## What the exercise asks
Do any lines in the data below contain "month"? If so, copy every one of them.
-------- Input --------
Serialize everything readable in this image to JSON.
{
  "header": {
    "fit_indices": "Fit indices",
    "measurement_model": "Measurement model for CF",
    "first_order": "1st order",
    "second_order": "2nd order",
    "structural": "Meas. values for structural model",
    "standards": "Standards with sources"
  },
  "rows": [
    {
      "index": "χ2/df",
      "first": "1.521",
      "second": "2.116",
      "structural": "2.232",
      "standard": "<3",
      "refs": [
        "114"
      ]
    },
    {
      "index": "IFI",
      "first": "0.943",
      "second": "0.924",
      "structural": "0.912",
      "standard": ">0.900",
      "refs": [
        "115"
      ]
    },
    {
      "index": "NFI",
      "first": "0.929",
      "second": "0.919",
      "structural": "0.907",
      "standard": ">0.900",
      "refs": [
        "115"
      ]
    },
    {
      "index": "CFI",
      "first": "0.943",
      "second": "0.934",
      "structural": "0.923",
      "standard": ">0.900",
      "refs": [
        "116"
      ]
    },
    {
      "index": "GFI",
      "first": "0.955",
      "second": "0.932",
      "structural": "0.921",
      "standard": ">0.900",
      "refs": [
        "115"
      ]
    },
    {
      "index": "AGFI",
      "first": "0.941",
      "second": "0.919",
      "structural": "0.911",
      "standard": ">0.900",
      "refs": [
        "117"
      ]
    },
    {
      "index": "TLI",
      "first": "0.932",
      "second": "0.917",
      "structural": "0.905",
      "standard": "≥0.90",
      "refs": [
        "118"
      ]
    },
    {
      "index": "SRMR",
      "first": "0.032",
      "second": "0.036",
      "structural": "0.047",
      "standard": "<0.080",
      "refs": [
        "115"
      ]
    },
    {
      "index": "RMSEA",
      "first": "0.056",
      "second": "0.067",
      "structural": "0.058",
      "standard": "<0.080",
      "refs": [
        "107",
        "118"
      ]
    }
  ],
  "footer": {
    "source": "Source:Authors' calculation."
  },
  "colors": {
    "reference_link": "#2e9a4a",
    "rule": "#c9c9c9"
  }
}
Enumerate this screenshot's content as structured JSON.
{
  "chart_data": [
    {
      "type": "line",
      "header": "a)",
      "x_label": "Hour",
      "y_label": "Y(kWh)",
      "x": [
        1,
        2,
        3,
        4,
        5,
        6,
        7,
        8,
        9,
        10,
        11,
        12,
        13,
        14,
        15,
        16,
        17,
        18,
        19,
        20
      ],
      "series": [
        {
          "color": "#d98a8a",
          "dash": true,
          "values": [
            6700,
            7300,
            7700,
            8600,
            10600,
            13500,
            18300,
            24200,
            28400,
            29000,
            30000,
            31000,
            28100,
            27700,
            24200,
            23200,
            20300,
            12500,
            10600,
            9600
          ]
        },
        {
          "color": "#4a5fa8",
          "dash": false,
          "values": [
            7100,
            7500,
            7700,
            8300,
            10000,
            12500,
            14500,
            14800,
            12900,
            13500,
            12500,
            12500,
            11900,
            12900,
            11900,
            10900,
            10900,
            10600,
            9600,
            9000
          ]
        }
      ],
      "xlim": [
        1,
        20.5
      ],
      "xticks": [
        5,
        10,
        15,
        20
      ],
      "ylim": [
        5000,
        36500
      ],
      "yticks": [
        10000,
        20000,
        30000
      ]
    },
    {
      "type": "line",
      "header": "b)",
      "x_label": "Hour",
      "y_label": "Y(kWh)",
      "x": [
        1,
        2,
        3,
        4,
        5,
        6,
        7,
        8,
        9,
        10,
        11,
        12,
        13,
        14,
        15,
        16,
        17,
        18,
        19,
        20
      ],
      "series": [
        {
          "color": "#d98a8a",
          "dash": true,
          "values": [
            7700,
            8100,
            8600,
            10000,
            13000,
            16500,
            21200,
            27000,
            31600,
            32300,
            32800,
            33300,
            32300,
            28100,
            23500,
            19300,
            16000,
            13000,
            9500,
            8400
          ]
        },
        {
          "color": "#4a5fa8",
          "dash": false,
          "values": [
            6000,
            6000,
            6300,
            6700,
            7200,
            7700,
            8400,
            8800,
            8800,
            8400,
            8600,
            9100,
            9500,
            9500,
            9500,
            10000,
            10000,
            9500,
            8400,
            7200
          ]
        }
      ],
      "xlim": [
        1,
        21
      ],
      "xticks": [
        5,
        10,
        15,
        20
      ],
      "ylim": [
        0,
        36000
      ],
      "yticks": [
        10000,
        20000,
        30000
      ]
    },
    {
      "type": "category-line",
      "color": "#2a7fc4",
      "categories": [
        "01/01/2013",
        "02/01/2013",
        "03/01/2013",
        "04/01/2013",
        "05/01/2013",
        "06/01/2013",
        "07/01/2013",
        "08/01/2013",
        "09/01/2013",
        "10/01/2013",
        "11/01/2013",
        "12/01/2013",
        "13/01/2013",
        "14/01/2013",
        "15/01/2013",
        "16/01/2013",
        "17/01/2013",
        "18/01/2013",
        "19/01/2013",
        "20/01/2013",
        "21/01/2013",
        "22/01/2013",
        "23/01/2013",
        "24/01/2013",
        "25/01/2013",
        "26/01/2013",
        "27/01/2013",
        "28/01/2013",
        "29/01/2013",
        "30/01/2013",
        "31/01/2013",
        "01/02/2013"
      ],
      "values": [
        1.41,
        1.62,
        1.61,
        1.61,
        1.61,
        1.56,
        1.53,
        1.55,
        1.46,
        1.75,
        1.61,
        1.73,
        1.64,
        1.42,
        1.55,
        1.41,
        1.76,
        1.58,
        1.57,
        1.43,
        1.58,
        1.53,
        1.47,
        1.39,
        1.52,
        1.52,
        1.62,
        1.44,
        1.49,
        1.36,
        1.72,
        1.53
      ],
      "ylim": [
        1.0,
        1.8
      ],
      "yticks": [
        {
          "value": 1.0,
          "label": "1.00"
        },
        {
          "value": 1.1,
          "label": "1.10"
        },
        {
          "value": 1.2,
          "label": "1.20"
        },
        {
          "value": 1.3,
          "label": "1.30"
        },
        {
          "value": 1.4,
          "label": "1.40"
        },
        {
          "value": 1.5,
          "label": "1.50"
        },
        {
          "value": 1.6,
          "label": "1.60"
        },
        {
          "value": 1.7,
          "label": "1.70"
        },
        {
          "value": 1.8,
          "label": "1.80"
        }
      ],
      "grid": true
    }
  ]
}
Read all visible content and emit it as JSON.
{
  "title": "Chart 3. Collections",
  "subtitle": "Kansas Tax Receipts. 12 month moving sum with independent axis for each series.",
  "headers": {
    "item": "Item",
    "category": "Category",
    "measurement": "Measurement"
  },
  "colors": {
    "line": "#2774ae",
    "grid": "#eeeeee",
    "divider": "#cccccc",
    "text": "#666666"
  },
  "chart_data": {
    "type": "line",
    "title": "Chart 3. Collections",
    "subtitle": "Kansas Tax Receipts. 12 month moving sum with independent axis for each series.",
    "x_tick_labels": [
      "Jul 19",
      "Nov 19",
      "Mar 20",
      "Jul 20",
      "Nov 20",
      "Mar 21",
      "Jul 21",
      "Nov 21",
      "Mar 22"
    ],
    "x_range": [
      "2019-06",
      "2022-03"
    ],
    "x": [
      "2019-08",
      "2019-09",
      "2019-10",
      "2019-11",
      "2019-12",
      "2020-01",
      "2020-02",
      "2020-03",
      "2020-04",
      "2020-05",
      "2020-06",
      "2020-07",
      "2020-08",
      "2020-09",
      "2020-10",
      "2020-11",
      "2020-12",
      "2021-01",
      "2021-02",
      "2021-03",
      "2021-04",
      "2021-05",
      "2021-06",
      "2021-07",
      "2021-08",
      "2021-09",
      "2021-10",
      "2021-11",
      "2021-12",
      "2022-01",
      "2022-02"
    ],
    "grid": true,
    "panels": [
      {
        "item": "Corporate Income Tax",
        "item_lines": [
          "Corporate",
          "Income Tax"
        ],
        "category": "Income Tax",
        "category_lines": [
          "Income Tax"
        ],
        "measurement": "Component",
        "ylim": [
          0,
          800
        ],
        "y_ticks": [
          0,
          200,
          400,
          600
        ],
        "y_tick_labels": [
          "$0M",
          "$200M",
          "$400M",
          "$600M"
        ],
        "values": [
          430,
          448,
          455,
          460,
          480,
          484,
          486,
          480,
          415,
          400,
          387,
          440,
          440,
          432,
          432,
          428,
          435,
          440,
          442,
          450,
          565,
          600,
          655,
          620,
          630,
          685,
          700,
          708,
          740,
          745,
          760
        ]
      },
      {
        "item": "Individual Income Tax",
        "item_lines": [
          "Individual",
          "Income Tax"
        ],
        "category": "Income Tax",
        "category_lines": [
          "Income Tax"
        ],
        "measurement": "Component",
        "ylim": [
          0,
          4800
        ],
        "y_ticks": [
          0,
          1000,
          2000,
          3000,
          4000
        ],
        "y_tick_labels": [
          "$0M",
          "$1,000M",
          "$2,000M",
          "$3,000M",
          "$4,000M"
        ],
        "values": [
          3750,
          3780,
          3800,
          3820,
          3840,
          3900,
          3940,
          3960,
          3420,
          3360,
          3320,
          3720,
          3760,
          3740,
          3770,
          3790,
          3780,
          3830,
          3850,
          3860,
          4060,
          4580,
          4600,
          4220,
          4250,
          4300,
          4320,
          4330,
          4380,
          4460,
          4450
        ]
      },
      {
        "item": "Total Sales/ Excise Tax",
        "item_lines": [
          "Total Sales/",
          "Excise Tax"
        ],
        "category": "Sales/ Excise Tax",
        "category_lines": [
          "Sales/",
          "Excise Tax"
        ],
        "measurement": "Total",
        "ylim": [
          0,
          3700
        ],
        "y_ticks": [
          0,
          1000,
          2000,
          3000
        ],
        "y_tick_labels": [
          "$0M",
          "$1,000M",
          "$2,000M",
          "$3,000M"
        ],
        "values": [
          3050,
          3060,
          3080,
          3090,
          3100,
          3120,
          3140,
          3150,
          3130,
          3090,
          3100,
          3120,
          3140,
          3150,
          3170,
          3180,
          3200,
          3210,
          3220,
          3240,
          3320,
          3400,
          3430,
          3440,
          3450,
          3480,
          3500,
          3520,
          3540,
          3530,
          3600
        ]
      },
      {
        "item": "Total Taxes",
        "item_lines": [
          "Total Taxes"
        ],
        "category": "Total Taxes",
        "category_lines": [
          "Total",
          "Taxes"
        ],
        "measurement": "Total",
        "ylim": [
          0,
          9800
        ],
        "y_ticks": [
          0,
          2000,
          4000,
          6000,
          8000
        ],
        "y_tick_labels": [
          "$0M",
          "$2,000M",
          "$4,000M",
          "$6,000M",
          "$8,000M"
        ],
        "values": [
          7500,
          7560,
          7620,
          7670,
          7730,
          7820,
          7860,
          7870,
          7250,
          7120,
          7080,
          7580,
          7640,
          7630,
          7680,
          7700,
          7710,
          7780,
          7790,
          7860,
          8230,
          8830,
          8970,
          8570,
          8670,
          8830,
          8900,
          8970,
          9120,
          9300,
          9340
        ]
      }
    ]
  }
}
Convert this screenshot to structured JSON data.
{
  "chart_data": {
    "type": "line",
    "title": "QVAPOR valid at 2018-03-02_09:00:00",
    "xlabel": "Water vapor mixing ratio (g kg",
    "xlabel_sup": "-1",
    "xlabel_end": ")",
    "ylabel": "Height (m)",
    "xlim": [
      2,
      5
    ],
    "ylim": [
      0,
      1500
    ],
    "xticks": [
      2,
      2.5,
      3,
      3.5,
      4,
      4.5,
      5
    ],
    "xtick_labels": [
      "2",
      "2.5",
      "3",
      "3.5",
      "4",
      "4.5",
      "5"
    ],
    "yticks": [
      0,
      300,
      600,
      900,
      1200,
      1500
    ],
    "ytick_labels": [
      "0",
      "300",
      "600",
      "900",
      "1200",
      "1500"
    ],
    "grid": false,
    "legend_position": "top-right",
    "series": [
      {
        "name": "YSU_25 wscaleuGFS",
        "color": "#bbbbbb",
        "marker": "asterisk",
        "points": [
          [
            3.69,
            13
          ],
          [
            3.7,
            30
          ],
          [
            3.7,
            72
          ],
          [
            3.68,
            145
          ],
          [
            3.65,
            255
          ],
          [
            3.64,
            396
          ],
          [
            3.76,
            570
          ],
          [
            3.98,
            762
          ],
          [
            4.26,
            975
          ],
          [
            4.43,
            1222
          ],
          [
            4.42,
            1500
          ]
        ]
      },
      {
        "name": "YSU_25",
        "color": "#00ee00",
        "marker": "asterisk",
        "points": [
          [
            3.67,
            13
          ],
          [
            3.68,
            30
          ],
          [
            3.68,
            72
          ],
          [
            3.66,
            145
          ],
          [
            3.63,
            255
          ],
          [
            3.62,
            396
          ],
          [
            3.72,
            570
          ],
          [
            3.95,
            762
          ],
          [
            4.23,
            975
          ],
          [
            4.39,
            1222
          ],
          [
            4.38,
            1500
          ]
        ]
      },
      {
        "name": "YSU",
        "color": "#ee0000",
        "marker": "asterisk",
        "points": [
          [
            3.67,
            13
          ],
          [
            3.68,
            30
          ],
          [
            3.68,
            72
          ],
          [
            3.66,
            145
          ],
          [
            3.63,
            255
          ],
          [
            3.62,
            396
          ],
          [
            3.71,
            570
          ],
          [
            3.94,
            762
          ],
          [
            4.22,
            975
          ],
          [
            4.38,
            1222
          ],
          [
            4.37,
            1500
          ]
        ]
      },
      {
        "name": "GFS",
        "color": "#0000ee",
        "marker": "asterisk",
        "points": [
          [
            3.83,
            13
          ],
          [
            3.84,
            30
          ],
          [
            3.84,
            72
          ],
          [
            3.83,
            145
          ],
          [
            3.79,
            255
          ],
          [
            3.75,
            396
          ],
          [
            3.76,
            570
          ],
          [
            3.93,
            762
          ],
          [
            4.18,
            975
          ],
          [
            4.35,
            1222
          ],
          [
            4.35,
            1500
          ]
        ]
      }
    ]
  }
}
--------
## Task result
  "subtitle": "Kansas Tax Receipts. 12 month moving sum with independent axis for each series.",
    "subtitle": "Kansas Tax Receipts. 12 month moving sum with independent axis for each series.",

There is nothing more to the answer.